What the task requires:
Restate the data below word for word. Skip any images it contains.

Given data:

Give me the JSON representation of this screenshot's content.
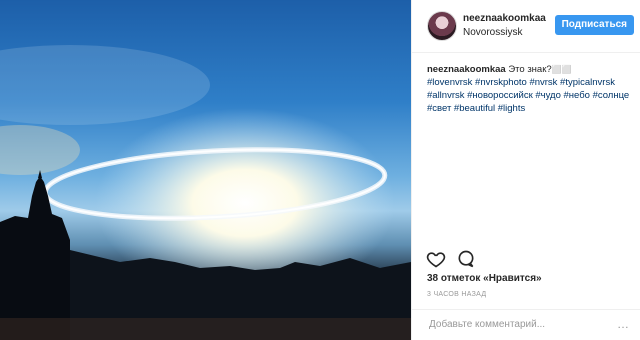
{
  "post": {
    "username": "neeznaakoomkaa",
    "location": "Novorossiysk",
    "follow_label": "Подписаться",
    "caption_user": "neeznaakoomkaa",
    "caption_text": "Это знак?",
    "caption_emoji": "⬜⬜",
    "hashtags": "#lovenvrsk #nvrskphoto #nvrsk #typicalnvrsk #allnvrsk #новороссийск #чудо #небо #солнце #свет #beautiful #lights",
    "likes": "38 отметок «Нравится»",
    "time_ago": "3 ЧАСОВ НАЗАД",
    "comment_placeholder": "Добавьте комментарий...",
    "more_label": "…"
  },
  "icons": {
    "like": "heart-icon",
    "comment": "speech-bubble-icon",
    "more": "ellipsis-icon"
  }
}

Task result:
Give me the JSON representation of this screenshot's content.
{
  "post": {
    "username": "neeznaakoomkaa",
    "location": "Novorossiysk",
    "follow_label": "Подписаться",
    "caption_user": "neeznaakoomkaa",
    "caption_text": "Это знак?",
    "caption_emoji": "⬜⬜",
    "hashtags": "#lovenvrsk #nvrskphoto #nvrsk #typicalnvrsk #allnvrsk #новороссийск #чудо #небо #солнце #свет #beautiful #lights",
    "likes": "38 отметок «Нравится»",
    "time_ago": "3 ЧАСОВ НАЗАД",
    "comment_placeholder": "Добавьте комментарий...",
    "more_label": "…"
  },
  "icons": {
    "like": "heart-icon",
    "comment": "speech-bubble-icon",
    "more": "ellipsis-icon"
  }
}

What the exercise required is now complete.